▶ **What is asked**:
Do not include the pictures; repeat the rest of the data exactly.

▶ **Records shown**:
-=-=-

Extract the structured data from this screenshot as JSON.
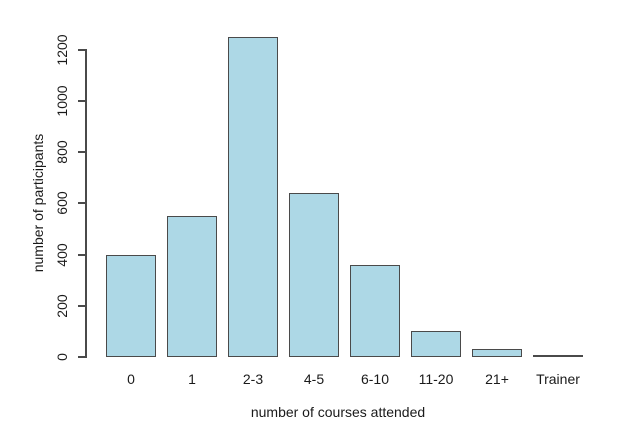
{
  "figure": {
    "background": "#ffffff"
  },
  "chart_data": {
    "type": "bar",
    "title": "",
    "xlabel": "number of courses attended",
    "ylabel": "number of participants",
    "categories": [
      "0",
      "1",
      "2-3",
      "4-5",
      "6-10",
      "11-20",
      "21+",
      "Trainer"
    ],
    "values": [
      400,
      550,
      1250,
      640,
      360,
      100,
      30,
      5
    ],
    "ylim": [
      0,
      1250
    ],
    "yticks": [
      0,
      200,
      400,
      600,
      800,
      1000,
      1200
    ],
    "grid": false,
    "legend": null,
    "bar_fill": "#ADD8E6",
    "bar_border": "#4a4a4a",
    "axis_color": "#4a4a4a",
    "text_color": "#1a1a1a"
  }
}
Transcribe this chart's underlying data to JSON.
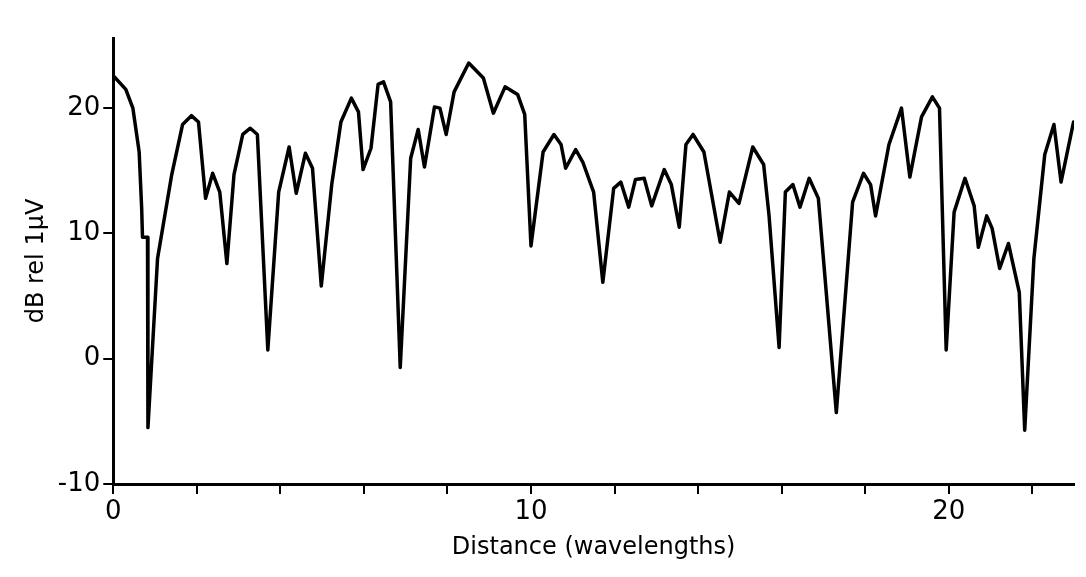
{
  "chart_data": {
    "type": "line",
    "xlabel": "Distance (wavelengths)",
    "ylabel": "dB rel 1µV",
    "xlim": [
      0,
      23
    ],
    "ylim": [
      -10,
      25.6
    ],
    "xticks": [
      0,
      {
        "value": 2,
        "label": null
      },
      {
        "value": 4,
        "label": null
      },
      {
        "value": 6,
        "label": null
      },
      {
        "value": 8,
        "label": null
      },
      10,
      {
        "value": 12,
        "label": null
      },
      {
        "value": 14,
        "label": null
      },
      {
        "value": 16,
        "label": null
      },
      {
        "value": 18,
        "label": null
      },
      20,
      {
        "value": 22,
        "label": null
      }
    ],
    "yticks": [
      -10,
      0,
      10,
      20
    ],
    "marker": "none",
    "line_style": "solid",
    "legend": false,
    "series": [
      {
        "color": "#000000",
        "x": [
          0,
          0.3,
          0.47,
          0.62,
          0.68,
          0.7,
          0.82,
          0.83,
          1.06,
          1.4,
          1.66,
          1.87,
          2.04,
          2.21,
          2.38,
          2.55,
          2.72,
          2.89,
          3.1,
          3.28,
          3.45,
          3.7,
          3.96,
          4.21,
          4.38,
          4.6,
          4.77,
          4.98,
          5.23,
          5.45,
          5.7,
          5.87,
          5.98,
          6.17,
          6.34,
          6.47,
          6.64,
          6.87,
          7.12,
          7.3,
          7.45,
          7.69,
          7.82,
          7.97,
          8.16,
          8.51,
          8.86,
          9.1,
          9.38,
          9.68,
          9.85,
          10,
          10.29,
          10.55,
          10.72,
          10.83,
          11.07,
          11.24,
          11.5,
          11.72,
          11.98,
          12.15,
          12.34,
          12.5,
          12.71,
          12.89,
          13.19,
          13.36,
          13.55,
          13.71,
          13.88,
          14.14,
          14.53,
          14.75,
          14.98,
          15.31,
          15.57,
          15.7,
          15.94,
          16.09,
          16.27,
          16.44,
          16.66,
          16.88,
          17.31,
          17.7,
          17.96,
          18.13,
          18.25,
          18.57,
          18.87,
          19.07,
          19.35,
          19.61,
          19.78,
          19.94,
          20.13,
          20.39,
          20.61,
          20.71,
          20.91,
          21.04,
          21.22,
          21.43,
          21.69,
          21.82,
          22.04,
          22.3,
          22.52,
          22.69,
          22.99
        ],
        "values": [
          22.6,
          21.5,
          20,
          16.5,
          12,
          9.7,
          9.7,
          -5.5,
          8,
          14.7,
          18.7,
          19.4,
          18.9,
          12.8,
          14.8,
          13.3,
          7.6,
          14.7,
          17.9,
          18.4,
          17.9,
          0.7,
          13.3,
          16.9,
          13.2,
          16.4,
          15.2,
          5.8,
          13.9,
          18.9,
          20.8,
          19.7,
          15.1,
          16.8,
          21.9,
          22.1,
          20.5,
          -0.7,
          16,
          18.3,
          15.3,
          20.1,
          20,
          17.9,
          21.3,
          23.6,
          22.4,
          19.6,
          21.7,
          21.1,
          19.5,
          9,
          16.5,
          17.9,
          17.1,
          15.2,
          16.7,
          15.7,
          13.3,
          6.1,
          13.6,
          14.1,
          12.1,
          14.3,
          14.4,
          12.2,
          15.1,
          13.9,
          10.5,
          17.1,
          17.9,
          16.5,
          9.3,
          13.3,
          12.4,
          16.9,
          15.5,
          11.4,
          0.9,
          13.3,
          13.9,
          12.1,
          14.4,
          12.8,
          -4.3,
          12.5,
          14.8,
          13.9,
          11.4,
          17.1,
          20,
          14.5,
          19.3,
          20.9,
          20,
          0.7,
          11.7,
          14.4,
          12.2,
          8.9,
          11.4,
          10.4,
          7.2,
          9.2,
          5.3,
          -5.7,
          8,
          16.3,
          18.7,
          14.1,
          18.9
        ]
      }
    ]
  }
}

-=-=-

▶ **Exercise response**:
Extract the structured data from this screenshot as JSON.
{
  "figure": {
    "background": "#ffffff"
  },
  "chart_data": {
    "type": "bar",
    "title": "",
    "xlabel": "number of courses attended",
    "ylabel": "number of participants",
    "categories": [
      "0",
      "1",
      "2-3",
      "4-5",
      "6-10",
      "11-20",
      "21+",
      "Trainer"
    ],
    "values": [
      400,
      550,
      1250,
      640,
      360,
      100,
      30,
      5
    ],
    "ylim": [
      0,
      1250
    ],
    "yticks": [
      0,
      200,
      400,
      600,
      800,
      1000,
      1200
    ],
    "grid": false,
    "legend": null,
    "bar_fill": "#ADD8E6",
    "bar_border": "#4a4a4a",
    "axis_color": "#4a4a4a",
    "text_color": "#1a1a1a"
  }
}
Transcribe this chart's underlying data to JSON.
{
  "chart_data": {
    "type": "line",
    "xlabel": "Distance (wavelengths)",
    "ylabel": "dB rel 1µV",
    "xlim": [
      0,
      23
    ],
    "ylim": [
      -10,
      25.6
    ],
    "xticks": [
      0,
      {
        "value": 2,
        "label": null
      },
      {
        "value": 4,
        "label": null
      },
      {
        "value": 6,
        "label": null
      },
      {
        "value": 8,
        "label": null
      },
      10,
      {
        "value": 12,
        "label": null
      },
      {
        "value": 14,
        "label": null
      },
      {
        "value": 16,
        "label": null
      },
      {
        "value": 18,
        "label": null
      },
      20,
      {
        "value": 22,
        "label": null
      }
    ],
    "yticks": [
      -10,
      0,
      10,
      20
    ],
    "marker": "none",
    "line_style": "solid",
    "legend": false,
    "series": [
      {
        "color": "#000000",
        "x": [
          0,
          0.3,
          0.47,
          0.62,
          0.68,
          0.7,
          0.82,
          0.83,
          1.06,
          1.4,
          1.66,
          1.87,
          2.04,
          2.21,
          2.38,
          2.55,
          2.72,
          2.89,
          3.1,
          3.28,
          3.45,
          3.7,
          3.96,
          4.21,
          4.38,
          4.6,
          4.77,
          4.98,
          5.23,
          5.45,
          5.7,
          5.87,
          5.98,
          6.17,
          6.34,
          6.47,
          6.64,
          6.87,
          7.12,
          7.3,
          7.45,
          7.69,
          7.82,
          7.97,
          8.16,
          8.51,
          8.86,
          9.1,
          9.38,
          9.68,
          9.85,
          10,
          10.29,
          10.55,
          10.72,
          10.83,
          11.07,
          11.24,
          11.5,
          11.72,
          11.98,
          12.15,
          12.34,
          12.5,
          12.71,
          12.89,
          13.19,
          13.36,
          13.55,
          13.71,
          13.88,
          14.14,
          14.53,
          14.75,
          14.98,
          15.31,
          15.57,
          15.7,
          15.94,
          16.09,
          16.27,
          16.44,
          16.66,
          16.88,
          17.31,
          17.7,
          17.96,
          18.13,
          18.25,
          18.57,
          18.87,
          19.07,
          19.35,
          19.61,
          19.78,
          19.94,
          20.13,
          20.39,
          20.61,
          20.71,
          20.91,
          21.04,
          21.22,
          21.43,
          21.69,
          21.82,
          22.04,
          22.3,
          22.52,
          22.69,
          22.99
        ],
        "values": [
          22.6,
          21.5,
          20,
          16.5,
          12,
          9.7,
          9.7,
          -5.5,
          8,
          14.7,
          18.7,
          19.4,
          18.9,
          12.8,
          14.8,
          13.3,
          7.6,
          14.7,
          17.9,
          18.4,
          17.9,
          0.7,
          13.3,
          16.9,
          13.2,
          16.4,
          15.2,
          5.8,
          13.9,
          18.9,
          20.8,
          19.7,
          15.1,
          16.8,
          21.9,
          22.1,
          20.5,
          -0.7,
          16,
          18.3,
          15.3,
          20.1,
          20,
          17.9,
          21.3,
          23.6,
          22.4,
          19.6,
          21.7,
          21.1,
          19.5,
          9,
          16.5,
          17.9,
          17.1,
          15.2,
          16.7,
          15.7,
          13.3,
          6.1,
          13.6,
          14.1,
          12.1,
          14.3,
          14.4,
          12.2,
          15.1,
          13.9,
          10.5,
          17.1,
          17.9,
          16.5,
          9.3,
          13.3,
          12.4,
          16.9,
          15.5,
          11.4,
          0.9,
          13.3,
          13.9,
          12.1,
          14.4,
          12.8,
          -4.3,
          12.5,
          14.8,
          13.9,
          11.4,
          17.1,
          20,
          14.5,
          19.3,
          20.9,
          20,
          0.7,
          11.7,
          14.4,
          12.2,
          8.9,
          11.4,
          10.4,
          7.2,
          9.2,
          5.3,
          -5.7,
          8,
          16.3,
          18.7,
          14.1,
          18.9
        ]
      }
    ]
  }
}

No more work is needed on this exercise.